[Item position entries]
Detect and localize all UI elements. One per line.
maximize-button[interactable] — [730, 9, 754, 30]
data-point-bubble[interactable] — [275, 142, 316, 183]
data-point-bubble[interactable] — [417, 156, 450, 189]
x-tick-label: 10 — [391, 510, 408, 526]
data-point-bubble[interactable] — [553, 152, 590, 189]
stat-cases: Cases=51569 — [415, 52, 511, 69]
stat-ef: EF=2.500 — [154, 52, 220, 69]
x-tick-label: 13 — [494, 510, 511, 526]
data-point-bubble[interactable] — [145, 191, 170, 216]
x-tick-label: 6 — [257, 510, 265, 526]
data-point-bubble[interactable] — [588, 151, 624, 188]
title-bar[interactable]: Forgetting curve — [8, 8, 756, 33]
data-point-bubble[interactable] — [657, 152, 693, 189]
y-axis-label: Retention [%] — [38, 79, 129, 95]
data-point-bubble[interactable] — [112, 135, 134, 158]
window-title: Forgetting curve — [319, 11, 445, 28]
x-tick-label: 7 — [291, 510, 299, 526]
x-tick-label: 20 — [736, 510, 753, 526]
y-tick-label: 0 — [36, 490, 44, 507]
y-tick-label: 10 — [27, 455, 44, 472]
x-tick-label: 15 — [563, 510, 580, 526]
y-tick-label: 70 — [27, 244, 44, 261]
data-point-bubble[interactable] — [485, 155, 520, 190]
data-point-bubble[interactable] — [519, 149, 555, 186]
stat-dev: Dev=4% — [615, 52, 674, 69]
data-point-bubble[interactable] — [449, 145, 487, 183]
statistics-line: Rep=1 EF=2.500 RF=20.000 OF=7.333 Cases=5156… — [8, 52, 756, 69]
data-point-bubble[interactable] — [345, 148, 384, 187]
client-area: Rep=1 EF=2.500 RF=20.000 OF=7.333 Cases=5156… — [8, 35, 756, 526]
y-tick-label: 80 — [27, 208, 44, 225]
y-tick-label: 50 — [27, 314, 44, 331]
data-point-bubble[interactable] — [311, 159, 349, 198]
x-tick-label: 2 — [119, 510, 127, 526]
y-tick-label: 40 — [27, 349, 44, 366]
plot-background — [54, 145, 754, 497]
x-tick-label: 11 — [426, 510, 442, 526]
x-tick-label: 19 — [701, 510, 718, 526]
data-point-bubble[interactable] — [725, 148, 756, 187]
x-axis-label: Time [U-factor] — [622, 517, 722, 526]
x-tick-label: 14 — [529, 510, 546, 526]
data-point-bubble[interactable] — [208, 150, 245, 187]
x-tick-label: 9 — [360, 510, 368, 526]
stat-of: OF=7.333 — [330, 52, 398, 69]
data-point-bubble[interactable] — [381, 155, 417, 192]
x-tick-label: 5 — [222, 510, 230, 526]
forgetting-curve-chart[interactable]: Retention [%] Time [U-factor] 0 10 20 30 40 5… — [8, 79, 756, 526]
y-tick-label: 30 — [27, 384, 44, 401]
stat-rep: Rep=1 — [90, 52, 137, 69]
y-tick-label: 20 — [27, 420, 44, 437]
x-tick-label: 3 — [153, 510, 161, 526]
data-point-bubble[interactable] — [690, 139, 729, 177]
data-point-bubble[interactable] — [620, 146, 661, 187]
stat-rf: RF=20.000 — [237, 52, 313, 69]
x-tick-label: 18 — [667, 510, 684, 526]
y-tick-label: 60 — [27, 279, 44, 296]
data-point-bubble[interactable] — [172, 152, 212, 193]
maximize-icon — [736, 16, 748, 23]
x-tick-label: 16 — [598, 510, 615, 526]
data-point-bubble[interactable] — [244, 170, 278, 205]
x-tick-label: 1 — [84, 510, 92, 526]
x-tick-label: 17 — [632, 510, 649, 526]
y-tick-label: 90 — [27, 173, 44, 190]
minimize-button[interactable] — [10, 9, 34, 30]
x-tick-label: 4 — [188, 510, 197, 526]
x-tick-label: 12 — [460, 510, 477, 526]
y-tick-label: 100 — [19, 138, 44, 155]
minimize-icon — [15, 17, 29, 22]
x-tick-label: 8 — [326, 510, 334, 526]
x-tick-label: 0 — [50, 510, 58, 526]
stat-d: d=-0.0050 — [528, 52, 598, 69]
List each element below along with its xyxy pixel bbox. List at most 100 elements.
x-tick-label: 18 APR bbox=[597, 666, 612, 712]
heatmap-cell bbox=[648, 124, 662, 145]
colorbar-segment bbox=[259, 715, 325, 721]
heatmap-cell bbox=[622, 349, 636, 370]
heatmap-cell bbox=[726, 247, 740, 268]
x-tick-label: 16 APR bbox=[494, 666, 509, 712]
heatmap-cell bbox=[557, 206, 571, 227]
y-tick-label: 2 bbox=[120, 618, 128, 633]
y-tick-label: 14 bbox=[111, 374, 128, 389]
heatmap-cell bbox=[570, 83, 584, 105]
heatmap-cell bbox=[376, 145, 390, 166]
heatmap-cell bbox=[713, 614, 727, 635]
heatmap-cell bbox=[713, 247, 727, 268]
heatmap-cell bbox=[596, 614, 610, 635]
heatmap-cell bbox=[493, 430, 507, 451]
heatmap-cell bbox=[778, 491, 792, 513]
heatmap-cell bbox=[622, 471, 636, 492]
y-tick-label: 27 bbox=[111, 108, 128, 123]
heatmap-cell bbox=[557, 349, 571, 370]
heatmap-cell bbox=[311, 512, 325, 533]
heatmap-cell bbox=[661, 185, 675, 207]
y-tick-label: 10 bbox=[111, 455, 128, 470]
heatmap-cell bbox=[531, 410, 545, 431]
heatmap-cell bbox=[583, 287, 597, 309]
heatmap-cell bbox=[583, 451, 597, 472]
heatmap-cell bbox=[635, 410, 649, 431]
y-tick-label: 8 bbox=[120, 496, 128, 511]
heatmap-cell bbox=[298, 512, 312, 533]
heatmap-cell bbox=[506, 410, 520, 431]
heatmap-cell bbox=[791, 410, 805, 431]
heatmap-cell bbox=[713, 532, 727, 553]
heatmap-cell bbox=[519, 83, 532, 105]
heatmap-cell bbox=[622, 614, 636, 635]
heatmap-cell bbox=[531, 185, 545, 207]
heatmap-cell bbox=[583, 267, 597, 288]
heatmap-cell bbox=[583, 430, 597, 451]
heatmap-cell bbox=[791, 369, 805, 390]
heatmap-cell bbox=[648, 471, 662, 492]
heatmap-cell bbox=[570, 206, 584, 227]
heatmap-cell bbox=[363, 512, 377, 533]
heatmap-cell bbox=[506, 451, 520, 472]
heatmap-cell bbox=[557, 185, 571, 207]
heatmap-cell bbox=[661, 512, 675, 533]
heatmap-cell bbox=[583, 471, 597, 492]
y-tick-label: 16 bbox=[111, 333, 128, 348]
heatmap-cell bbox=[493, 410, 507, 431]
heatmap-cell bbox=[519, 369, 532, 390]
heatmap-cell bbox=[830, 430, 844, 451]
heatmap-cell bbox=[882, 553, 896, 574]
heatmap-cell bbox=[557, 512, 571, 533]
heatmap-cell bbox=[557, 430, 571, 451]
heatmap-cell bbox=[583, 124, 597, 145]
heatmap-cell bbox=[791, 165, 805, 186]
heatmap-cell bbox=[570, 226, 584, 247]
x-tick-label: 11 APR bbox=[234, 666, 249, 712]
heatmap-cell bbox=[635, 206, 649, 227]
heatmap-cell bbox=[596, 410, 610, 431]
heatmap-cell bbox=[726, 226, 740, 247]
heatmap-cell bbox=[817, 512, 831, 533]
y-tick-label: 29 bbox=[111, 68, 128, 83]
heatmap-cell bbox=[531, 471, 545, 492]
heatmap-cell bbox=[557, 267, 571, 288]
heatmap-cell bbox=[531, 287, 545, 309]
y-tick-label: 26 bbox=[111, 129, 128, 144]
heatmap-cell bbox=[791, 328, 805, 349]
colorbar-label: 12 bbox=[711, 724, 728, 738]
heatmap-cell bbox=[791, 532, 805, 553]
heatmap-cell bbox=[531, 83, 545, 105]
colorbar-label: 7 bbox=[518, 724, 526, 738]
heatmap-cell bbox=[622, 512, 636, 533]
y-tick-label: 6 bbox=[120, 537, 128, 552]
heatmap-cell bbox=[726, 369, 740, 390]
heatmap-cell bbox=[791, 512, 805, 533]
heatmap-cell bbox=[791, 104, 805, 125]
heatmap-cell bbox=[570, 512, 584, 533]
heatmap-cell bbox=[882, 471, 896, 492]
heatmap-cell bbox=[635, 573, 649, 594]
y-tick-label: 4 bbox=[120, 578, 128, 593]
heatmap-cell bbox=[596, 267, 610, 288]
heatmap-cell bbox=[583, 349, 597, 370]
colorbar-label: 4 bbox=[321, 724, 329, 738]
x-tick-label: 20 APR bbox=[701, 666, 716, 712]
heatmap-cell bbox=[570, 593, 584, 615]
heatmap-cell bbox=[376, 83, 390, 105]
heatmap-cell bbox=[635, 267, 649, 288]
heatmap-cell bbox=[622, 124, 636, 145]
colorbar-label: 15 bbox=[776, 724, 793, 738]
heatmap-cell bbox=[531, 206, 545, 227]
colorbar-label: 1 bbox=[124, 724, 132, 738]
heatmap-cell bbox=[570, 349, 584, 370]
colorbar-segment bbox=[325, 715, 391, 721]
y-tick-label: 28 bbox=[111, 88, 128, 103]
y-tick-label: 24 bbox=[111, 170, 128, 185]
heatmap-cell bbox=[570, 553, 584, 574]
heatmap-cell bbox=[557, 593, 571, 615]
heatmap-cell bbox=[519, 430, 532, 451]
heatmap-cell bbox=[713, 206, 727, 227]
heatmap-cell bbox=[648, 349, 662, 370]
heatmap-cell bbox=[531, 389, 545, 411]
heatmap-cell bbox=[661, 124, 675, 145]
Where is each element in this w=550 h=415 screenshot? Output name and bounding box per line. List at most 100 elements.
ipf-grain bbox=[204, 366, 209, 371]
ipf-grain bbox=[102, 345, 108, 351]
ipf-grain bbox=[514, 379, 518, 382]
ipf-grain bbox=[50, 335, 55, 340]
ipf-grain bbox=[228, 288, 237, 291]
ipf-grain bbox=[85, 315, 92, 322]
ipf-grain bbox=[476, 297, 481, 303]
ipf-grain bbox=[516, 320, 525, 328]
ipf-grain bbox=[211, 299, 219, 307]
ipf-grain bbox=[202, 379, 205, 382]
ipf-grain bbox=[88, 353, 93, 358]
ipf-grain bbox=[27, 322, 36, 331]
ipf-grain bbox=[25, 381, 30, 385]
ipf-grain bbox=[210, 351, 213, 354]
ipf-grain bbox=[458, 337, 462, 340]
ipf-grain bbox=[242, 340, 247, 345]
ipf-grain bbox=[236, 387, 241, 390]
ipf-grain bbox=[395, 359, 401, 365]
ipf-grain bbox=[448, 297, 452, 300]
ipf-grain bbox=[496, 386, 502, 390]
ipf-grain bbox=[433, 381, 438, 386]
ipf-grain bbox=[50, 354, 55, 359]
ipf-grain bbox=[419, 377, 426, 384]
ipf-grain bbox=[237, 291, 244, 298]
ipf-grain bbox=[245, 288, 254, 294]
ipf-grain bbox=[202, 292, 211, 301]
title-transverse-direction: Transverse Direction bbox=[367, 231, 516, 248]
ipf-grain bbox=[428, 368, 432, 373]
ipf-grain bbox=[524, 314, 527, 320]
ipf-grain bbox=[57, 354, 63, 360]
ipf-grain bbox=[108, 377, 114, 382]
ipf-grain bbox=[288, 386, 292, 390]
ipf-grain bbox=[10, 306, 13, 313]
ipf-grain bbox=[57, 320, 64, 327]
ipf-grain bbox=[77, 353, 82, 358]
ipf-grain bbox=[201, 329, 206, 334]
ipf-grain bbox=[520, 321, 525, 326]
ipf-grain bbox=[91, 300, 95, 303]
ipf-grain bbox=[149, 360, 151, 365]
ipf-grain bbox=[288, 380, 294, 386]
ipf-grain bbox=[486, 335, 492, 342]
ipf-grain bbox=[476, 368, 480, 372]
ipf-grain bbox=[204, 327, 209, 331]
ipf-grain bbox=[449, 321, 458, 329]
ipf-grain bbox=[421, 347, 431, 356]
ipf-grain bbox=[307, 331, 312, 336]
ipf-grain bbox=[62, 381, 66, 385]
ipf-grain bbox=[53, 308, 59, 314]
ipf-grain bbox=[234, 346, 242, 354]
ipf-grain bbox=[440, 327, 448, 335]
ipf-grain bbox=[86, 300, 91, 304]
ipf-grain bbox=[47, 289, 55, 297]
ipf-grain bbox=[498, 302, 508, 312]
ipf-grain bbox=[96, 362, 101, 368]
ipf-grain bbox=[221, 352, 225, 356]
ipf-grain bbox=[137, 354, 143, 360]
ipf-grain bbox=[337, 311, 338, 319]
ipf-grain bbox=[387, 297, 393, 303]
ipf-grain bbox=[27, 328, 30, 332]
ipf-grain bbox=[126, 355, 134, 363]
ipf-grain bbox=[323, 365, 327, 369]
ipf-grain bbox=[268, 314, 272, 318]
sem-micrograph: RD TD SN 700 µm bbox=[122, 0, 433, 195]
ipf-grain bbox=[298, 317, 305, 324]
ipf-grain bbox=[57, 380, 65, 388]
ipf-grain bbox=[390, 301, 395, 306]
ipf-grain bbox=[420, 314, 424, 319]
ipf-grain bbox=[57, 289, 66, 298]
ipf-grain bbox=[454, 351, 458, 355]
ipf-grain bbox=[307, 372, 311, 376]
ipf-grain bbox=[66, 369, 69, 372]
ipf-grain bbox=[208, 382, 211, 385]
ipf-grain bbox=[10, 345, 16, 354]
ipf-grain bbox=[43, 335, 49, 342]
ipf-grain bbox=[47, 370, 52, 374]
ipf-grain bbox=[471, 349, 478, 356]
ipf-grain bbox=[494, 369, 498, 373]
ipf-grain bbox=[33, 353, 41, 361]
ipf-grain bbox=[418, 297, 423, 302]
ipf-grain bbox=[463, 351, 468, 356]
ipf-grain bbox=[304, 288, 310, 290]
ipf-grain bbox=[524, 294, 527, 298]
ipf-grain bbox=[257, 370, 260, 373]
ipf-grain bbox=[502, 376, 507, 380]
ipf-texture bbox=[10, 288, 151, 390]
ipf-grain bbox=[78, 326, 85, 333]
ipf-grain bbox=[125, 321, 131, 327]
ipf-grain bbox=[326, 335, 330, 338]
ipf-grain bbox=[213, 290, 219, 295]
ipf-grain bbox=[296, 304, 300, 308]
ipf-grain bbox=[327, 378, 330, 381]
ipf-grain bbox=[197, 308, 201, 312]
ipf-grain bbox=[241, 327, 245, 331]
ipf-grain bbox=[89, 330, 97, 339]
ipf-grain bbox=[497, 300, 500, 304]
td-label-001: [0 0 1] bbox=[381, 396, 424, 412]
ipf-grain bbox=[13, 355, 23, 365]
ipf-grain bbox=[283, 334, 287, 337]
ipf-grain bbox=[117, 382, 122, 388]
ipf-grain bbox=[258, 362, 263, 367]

* [Problem details] Put the stretch from the start of the records through the line containing "stat-dev: Dev=4% — [615, 52, 674, 69]" into a Markdown table with the columns n and Line, one row per line, leaving out blank lines.

* [Final result]
| n | Line |
|---|---|
| 1 | Detect and localize all UI elements. One per line. |
| 2 | maximize-button[interactable] — [730, 9, 754, 30] |
| 3 | data-point-bubble[interactable] — [275, 142, 316, 183] |
| 4 | data-point-bubble[interactable] — [417, 156, 450, 189] |
| 5 | x-tick-label: 10 — [391, 510, 408, 526] |
| 6 | data-point-bubble[interactable] — [553, 152, 590, 189] |
| 7 | stat-cases: Cases=51569 — [415, 52, 511, 69] |
| 8 | stat-ef: EF=2.500 — [154, 52, 220, 69] |
| 9 | x-tick-label: 13 — [494, 510, 511, 526] |
| 10 | data-point-bubble[interactable] — [145, 191, 170, 216] |
| 11 | x-tick-label: 6 — [257, 510, 265, 526] |
| 12 | data-point-bubble[interactable] — [588, 151, 624, 188] |
| 13 | title-bar[interactable]: Forgetting curve — [8, 8, 756, 33] |
| 14 | data-point-bubble[interactable] — [657, 152, 693, 189] |
| 15 | y-axis-label: Retention [%] — [38, 79, 129, 95] |
| 16 | data-point-bubble[interactable] — [112, 135, 134, 158] |
| 17 | window-title: Forgetting curve — [319, 11, 445, 28] |
| 18 | x-tick-label: 7 — [291, 510, 299, 526] |
| 19 | x-tick-label: 20 — [736, 510, 753, 526] |
| 20 | y-tick-label: 0 — [36, 490, 44, 507] |
| 21 | y-tick-label: 10 — [27, 455, 44, 472] |
| 22 | x-tick-label: 15 — [563, 510, 580, 526] |
| 23 | y-tick-label: 70 — [27, 244, 44, 261] |
| 24 | data-point-bubble[interactable] — [485, 155, 520, 190] |
| 25 | data-point-bubble[interactable] — [519, 149, 555, 186] |
| 26 | stat-dev: Dev=4% — [615, 52, 674, 69] |